• Document passage:
— begin —

Some Jumbled Thoughts on Nietzsche, Conscience, the Soul, and Angel

Dawn Gilpin
6 min readJul 21, 2022

Like my post about fractals, this was originally part of a conversation on Tea at the Ford. (I miss that place, and those days…) The main difference is at this point in time both shows were finished and I’d seen all the episodes.
Anyway, it’s a bit of a fragment, not intended as a standalone piece of writing. Lightly edited to make some kind of sense, maybe.

While reading an interesting article about Nietzsche’s On the Genealogy of Morality, I came across some stuff that I found fascinating, especially when viewed in relation to the Buffyverse. Disclaimer: I have not actually read OGM, so my comments on it are necessarily filtered through the lens of the article in question. (Which, if you’re interested, is: “The Second Treatise in On the Genealogy of Morality: Nietzsche on the Origin of the Bad Conscience,” by Mathias Risse of Yale University, published in the European Journal of Philosophy 9:1 (2001), pp. 55–81.)

According to the (one assumes) esteemed Dr. Risse, what Nietzsche identifies as the bad conscience begins in one form, which has nothing to do with guilt until it is combined with both a sense of indebtedness towards gods and a set of moral precepts that Nietzsche ascribes to Western culture generally as the result of Christianity, but applicable even to those who have rejected religion or at least the Christian God. Of course, it may be debatable to what extent a vampire victim consciously rejects Christianity, but quite obviously Christianity rejects the vampire, considering the fact that its symbols and trappings cause pain and injury (crucifix, holy water, etc.).

“No matter how good a boy you are,” Darla tells Angel, “God doesn’t want you” (A2.05 Dear Boy).

(Actually, one could write an entire essay about Angelus’/Angel’s relationship with Christianity, considering his “thing for convents” and such — but that’s another topic for another day.)

Risse explains that Nietzsche was trying to figure out just where guilt comes from, and trying to place its origin in the framework of a (rather vague) history of mankind. Here’s how he explains it:

The idea seems to be that people are living more or less by themselves, following their instincts for food, shelter, sex, and, as Nietzsche emphasizes, their drives for aggression. […] Then some groups get organized, and start oppressing others that do not. Nietzsche insists that these conquests happen abruptly. […] The oppressed are prevented from letting their instincts act against others, and Nietzsche must have in mind here the instincts for aggression, i.e., ‘enmity, cruelty, the lust for pursuit, for raid, for change, for destruction’ (sec. 16) The oppressed are forced to redirect these instincts inward since otherwise they are threatened with severe punishment. (p. 57)

— end —

• What is being asked: How would the essay on Nietzsche, conscience and Angel go on from its last sentence? Write the next few paragraphs in its voice.

• Recorded information:
— begin —

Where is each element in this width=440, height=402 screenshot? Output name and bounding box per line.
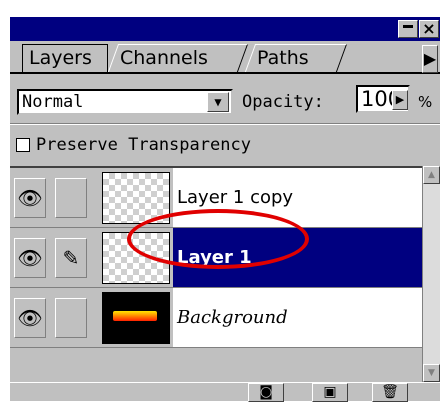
preserve-transparency-checkbox[interactable] — [16, 138, 30, 152]
new-layer-icon: ▣ — [323, 384, 337, 400]
layer-row[interactable]: 👁 Layer 1 copy — [10, 168, 422, 228]
opacity-slider-button[interactable]: ▶ — [392, 90, 408, 110]
eye-icon: 👁 — [17, 186, 43, 210]
layer-thumbnail — [102, 172, 170, 224]
layer-row-selected[interactable]: 👁 ✎ Layer 1 — [10, 228, 422, 288]
layers-list: 👁 Layer 1 copy 👁 ✎ Layer 1 👁 Background — [10, 166, 422, 382]
preserve-transparency-row: Preserve Transparency — [10, 125, 440, 165]
eye-icon: 👁 — [17, 246, 43, 270]
minimize-icon — [403, 25, 413, 28]
layer-thumbnail — [102, 292, 170, 344]
blend-mode-select[interactable]: Normal ▼ — [17, 89, 233, 115]
minimize-button[interactable] — [398, 20, 418, 38]
palette-titlebar[interactable]: × — [10, 17, 440, 41]
scroll-up-button[interactable]: ▲ — [423, 166, 440, 184]
brush-icon: ✎ — [62, 246, 80, 270]
new-layer-mask-icon: ◙ — [259, 384, 273, 400]
layer-name[interactable]: Layer 1 copy — [173, 168, 422, 227]
link-toggle[interactable] — [55, 298, 87, 338]
trash-icon: 🗑 — [381, 384, 399, 400]
panel-menu-arrow-icon: ▶ — [423, 49, 437, 68]
opacity-label: Opacity: — [242, 92, 324, 112]
layer-row[interactable]: 👁 Background — [10, 288, 422, 348]
fire-thumbnail — [113, 311, 157, 321]
palette-menu-button[interactable]: ▶ — [422, 45, 438, 73]
preserve-transparency-label: Preserve Transparency — [36, 135, 251, 155]
tab-layers[interactable]: Layers — [22, 44, 108, 72]
palette-tabs: Layers Channels Paths ▶ — [10, 41, 440, 79]
layer-thumbnail — [102, 232, 170, 284]
tab-channels[interactable]: Channels — [107, 44, 249, 72]
tab-divider — [10, 72, 440, 74]
blend-options-row: Normal ▼ Opacity: 100 ▶ % — [10, 79, 440, 123]
delete-layer-button[interactable]: 🗑 — [372, 383, 408, 402]
eye-icon: 👁 — [17, 306, 43, 330]
tab-paths[interactable]: Paths — [244, 44, 348, 72]
palette-bottom-bar: ◙ ▣ 🗑 — [10, 382, 440, 402]
close-button[interactable]: × — [419, 20, 439, 38]
scroll-down-button[interactable]: ▼ — [423, 364, 440, 382]
close-icon: × — [422, 19, 436, 38]
layer-name[interactable]: Background — [173, 288, 422, 347]
chevron-up-icon: ▲ — [428, 170, 435, 180]
new-layer-mask-button[interactable]: ◙ — [248, 383, 284, 402]
new-layer-button[interactable]: ▣ — [312, 383, 348, 402]
layer-name[interactable]: Layer 1 — [173, 228, 422, 287]
visibility-toggle[interactable]: 👁 — [14, 238, 46, 278]
visibility-toggle[interactable]: 👁 — [14, 298, 46, 338]
layers-palette: × Layers Channels Paths ▶ Normal ▼ Opaci… — [10, 17, 440, 402]
chevron-down-icon: ▼ — [428, 368, 435, 378]
link-toggle[interactable] — [55, 178, 87, 218]
opacity-unit: % — [418, 93, 433, 111]
link-toggle[interactable]: ✎ — [55, 238, 87, 278]
play-arrow-icon: ▶ — [395, 93, 405, 106]
scrollbar[interactable]: ▲ ▼ — [422, 166, 440, 382]
chevron-down-icon[interactable]: ▼ — [207, 92, 229, 112]
visibility-toggle[interactable]: 👁 — [14, 178, 46, 218]
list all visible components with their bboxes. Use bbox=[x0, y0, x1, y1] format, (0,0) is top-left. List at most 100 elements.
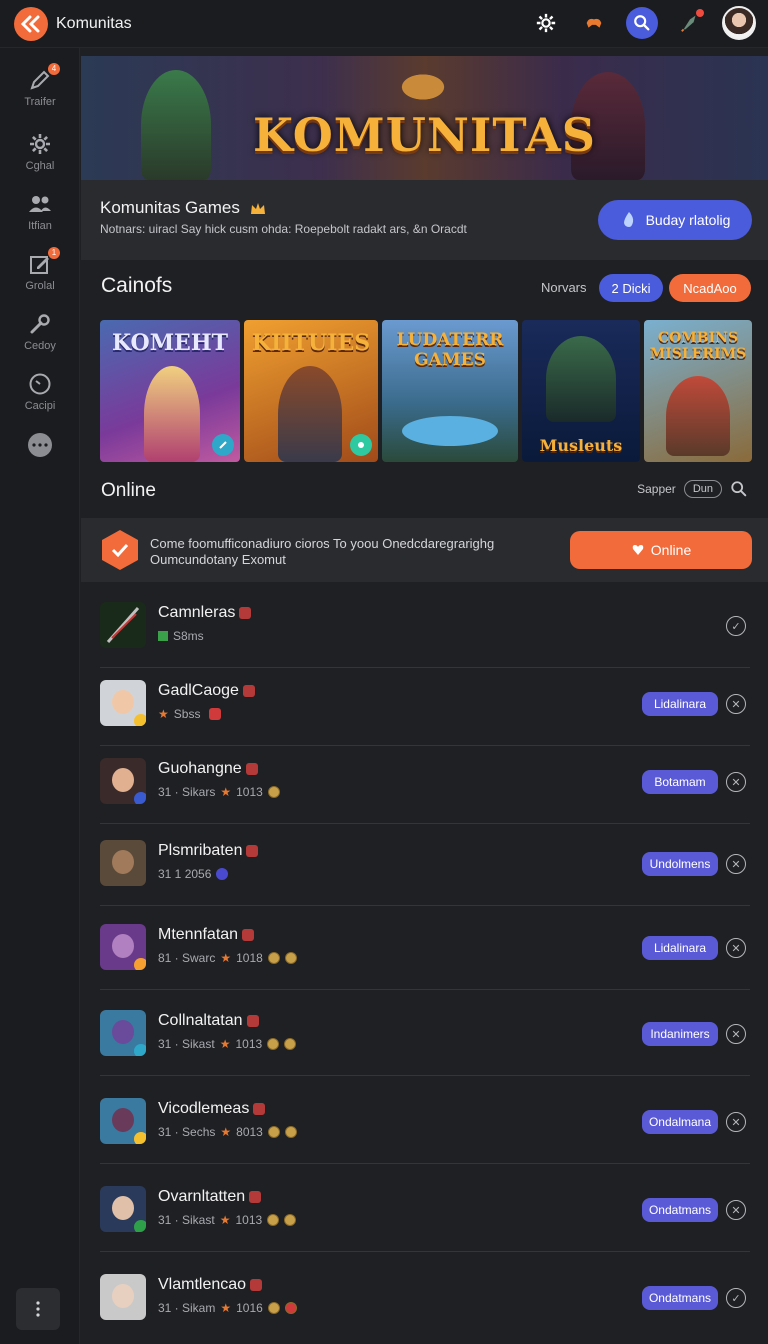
rank-icon bbox=[253, 1102, 266, 1115]
banner-title: KOMUNITAS bbox=[252, 108, 597, 162]
close-icon[interactable]: ✕ bbox=[726, 772, 746, 792]
online-sort-label[interactable]: Sapper bbox=[637, 482, 676, 496]
avatar bbox=[100, 840, 146, 886]
coin-icon bbox=[267, 1038, 280, 1050]
games-filter-label[interactable]: Norvars bbox=[541, 280, 587, 295]
community-name: Komunitas Games bbox=[100, 198, 267, 218]
list-item[interactable]: Ovarnltatten 31 · Sikast ★ 1013 Ondatmans … bbox=[100, 1172, 750, 1252]
user-action-button[interactable]: Lidalinara bbox=[642, 936, 718, 960]
search-button[interactable] bbox=[626, 7, 658, 39]
community-description: Notnars: uiracl Say hick cusm ohda: Roep… bbox=[100, 222, 467, 236]
online-button[interactable]: Online bbox=[570, 531, 752, 569]
user-name: Plsmribaten bbox=[158, 842, 259, 860]
app-title: Komunitas bbox=[56, 14, 132, 32]
list-item[interactable]: Collnaltatan 31 · Sikast ★ 1013 Indanimers… bbox=[100, 996, 750, 1076]
game-card[interactable]: Musleuts bbox=[522, 320, 640, 462]
close-icon[interactable]: ✕ bbox=[726, 694, 746, 714]
user-meta: S8ms bbox=[158, 629, 204, 643]
user-name: Vlamtlencao bbox=[158, 1276, 263, 1294]
user-action-button[interactable]: Ondatmans bbox=[642, 1198, 718, 1222]
list-item[interactable]: Plsmribaten 31 1 2056 Undolmens ✕ bbox=[100, 826, 750, 906]
game-card[interactable]: KIITUIES bbox=[244, 320, 378, 462]
sidebar-item-grolal[interactable]: 1 Grolal bbox=[0, 247, 80, 292]
user-name: Collnaltatan bbox=[158, 1012, 259, 1030]
user-action-button[interactable]: Indanimers bbox=[642, 1022, 718, 1046]
game-badge-icon bbox=[350, 434, 372, 456]
heart-icon bbox=[632, 545, 644, 555]
avatar bbox=[100, 602, 146, 648]
coin-icon bbox=[284, 1038, 297, 1050]
avatar bbox=[100, 1010, 146, 1056]
users-icon bbox=[29, 196, 51, 212]
rank-icon bbox=[249, 1190, 262, 1203]
app-logo-icon[interactable] bbox=[14, 6, 48, 41]
close-icon[interactable]: ✕ bbox=[726, 854, 746, 874]
sidebar-item-label: Cedoy bbox=[24, 340, 56, 352]
promo-text: Come foomufficonadiuro cioros To yoou On… bbox=[150, 536, 495, 567]
settings-button[interactable] bbox=[530, 7, 562, 39]
close-icon[interactable]: ✕ bbox=[726, 1112, 746, 1132]
games-chip-primary[interactable]: 2 Dicki bbox=[599, 274, 663, 302]
user-name: Mtennfatan bbox=[158, 926, 255, 944]
chevron-icon[interactable]: ✓ bbox=[726, 616, 746, 636]
sidebar-item-traifer[interactable]: 4 Traifer bbox=[0, 63, 80, 108]
list-item[interactable]: Mtennfatan 81 · Swarc ★ 1018 Lidalinara ✕ bbox=[100, 910, 750, 990]
rank-icon bbox=[245, 762, 258, 775]
sidebar-badge: 1 bbox=[48, 247, 60, 259]
user-name: GadlCaoge bbox=[158, 682, 255, 700]
rocket-button[interactable] bbox=[674, 7, 706, 39]
list-item[interactable]: Vicodlemeas 31 · Sechs ★ 8013 Ondalmana ✕ bbox=[100, 1084, 750, 1164]
close-icon[interactable]: ✕ bbox=[726, 1024, 746, 1044]
rank-icon bbox=[242, 684, 255, 697]
rank-icon bbox=[246, 1014, 259, 1027]
sidebar-more-button[interactable] bbox=[0, 433, 80, 457]
game-card[interactable]: COMBINS MISLERIMS bbox=[644, 320, 752, 462]
games-chip-secondary[interactable]: NcadAoo bbox=[669, 274, 751, 302]
user-action-button[interactable]: Lidalinara bbox=[642, 692, 718, 716]
sidebar-menu-button[interactable] bbox=[16, 1288, 60, 1330]
sidebar-item-label: Itfian bbox=[28, 220, 52, 232]
gear-icon bbox=[30, 134, 50, 154]
list-item[interactable]: Camnleras S8ms ✓ bbox=[100, 588, 750, 668]
sidebar: 4 Traifer Cghal Itfian 1 Grolal Cedoy Ca… bbox=[0, 48, 80, 1344]
user-action-button[interactable]: Ondalmana bbox=[642, 1110, 718, 1134]
chevron-icon[interactable]: ✓ bbox=[726, 1288, 746, 1308]
list-item[interactable]: Vlamtlencao 31 · Sikam ★ 1016 Ondatmans ✓ bbox=[100, 1260, 750, 1340]
coin-icon bbox=[267, 1302, 280, 1314]
user-meta: ★ Sbss bbox=[158, 707, 222, 721]
close-icon[interactable]: ✕ bbox=[726, 1200, 746, 1220]
coin-icon bbox=[267, 786, 280, 798]
user-meta: 31 · Sikast ★ 1013 bbox=[158, 1213, 297, 1227]
sidebar-item-itfian[interactable]: Itfian bbox=[0, 190, 80, 232]
user-meta: 31 · Sikast ★ 1013 bbox=[158, 1037, 297, 1051]
sidebar-item-cghal[interactable]: Cghal bbox=[0, 130, 80, 172]
sidebar-badge: 4 bbox=[48, 63, 60, 75]
verified-icon bbox=[216, 868, 229, 880]
close-icon[interactable]: ✕ bbox=[726, 938, 746, 958]
list-item[interactable]: GadlCaoge ★ Sbss Lidalinara ✕ bbox=[100, 666, 750, 746]
user-action-button[interactable]: Undolmens bbox=[642, 852, 718, 876]
game-card[interactable]: LUDATERR GAMES bbox=[382, 320, 518, 462]
coin-icon bbox=[284, 952, 297, 964]
top-bar: Komunitas bbox=[0, 0, 768, 48]
avatar bbox=[100, 758, 146, 804]
user-action-button[interactable]: Botamam bbox=[642, 770, 718, 794]
sidebar-item-cedoy[interactable]: Cedoy bbox=[0, 310, 80, 352]
sidebar-item-cacipi[interactable]: Cacipi bbox=[0, 370, 80, 412]
user-avatar[interactable] bbox=[722, 6, 756, 40]
list-item[interactable]: Guohangne 31 · Sikars ★ 1013 Botamam ✕ bbox=[100, 744, 750, 824]
user-action-button[interactable]: Ondatmans bbox=[642, 1286, 718, 1310]
games-section-title: Cainofs bbox=[101, 274, 173, 297]
online-header-controls: Sapper Dun bbox=[637, 480, 748, 498]
online-promo-banner: Come foomufficonadiuro cioros To yoou On… bbox=[81, 518, 768, 582]
kebab-menu-icon bbox=[36, 1301, 40, 1317]
user-name: Ovarnltatten bbox=[158, 1188, 262, 1206]
search-icon[interactable] bbox=[730, 480, 748, 498]
rank-icon bbox=[209, 708, 222, 720]
online-filter-pill[interactable]: Dun bbox=[683, 480, 722, 498]
user-meta: 31 · Sikars ★ 1013 bbox=[158, 785, 280, 799]
community-cta-button[interactable]: Buday rlatolig bbox=[598, 200, 752, 240]
game-card[interactable]: KOMEHT bbox=[100, 320, 240, 462]
coin-icon bbox=[284, 1126, 297, 1138]
gamepad-button[interactable] bbox=[578, 7, 610, 39]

— end —

• Result for this exercise:
What’s really funny is that at this point, I made a note in the margin of the paper, Angel is oppressed by the soul! And just a few lines later, I read this:

Nietzsche presents the image of an incarcerated animal that beats itself raw on the bars of its cage […] He calls this inward-direction of previously outward-directed instincts the internalization (Verinnerlichung) of man, and regards it as the origin not only of the bad conscience, but also of what should come to be called the soul. (p. 57)

Hee. So, to restate in Buffyverse terms: the vampire is id-boy, expressing all of his instincts including — especially — those for aggression and destruction. Forcing a soul onto such a creature sublimates those instincts, essentially “oppresses” the vampire’s true nature and causes him to develop what Nietzsche refers to as bad conscience.

So far nothing particularly new in all of this. But here’s what I found especially fascinating, and such a perfect fit with what we know of Angel that I wouldn’t be surprised to learn the writers based at least some of their characterization on Nietzsche’s writings: the bad conscience does not bring guilt along with it. That part only comes later.

First, though, think about what we know about Angel right after he regained his soul, and for a few decades more. For the most part he represses his violent instincts. He stops causing mayhem and messing around with convents, and feeds on vermin or their human equivalent, “rapists and murderers, thieves and scoundrels” (Darla in A2.07 Darla). He understands that he can’t go back to behaving as he did before, but he exhibits no particular guilt or sense of obligation toward the human race. Mostly he just keeps to himself and tries to cause no direct harm, but he isn’t moved to help anyone in need. We see this clearly in Are You Now Or Have You Ever Been (A2.02), when he tries not to get involved with Judy and her problems, and is generally uninterested in what goes on around him. Again in Why We Fight (A5.13), set a few years before AYNOHYEB, Angel has to be, er, persuaded to join the war effort. Atonement is clearly not something that has occurred to him just yet.

So, what changed? According to Nietzsche (via Risse): “Guilt arises when this older form of the bad conscience merges with an indebtedness to ancestors or gods.”

Huh.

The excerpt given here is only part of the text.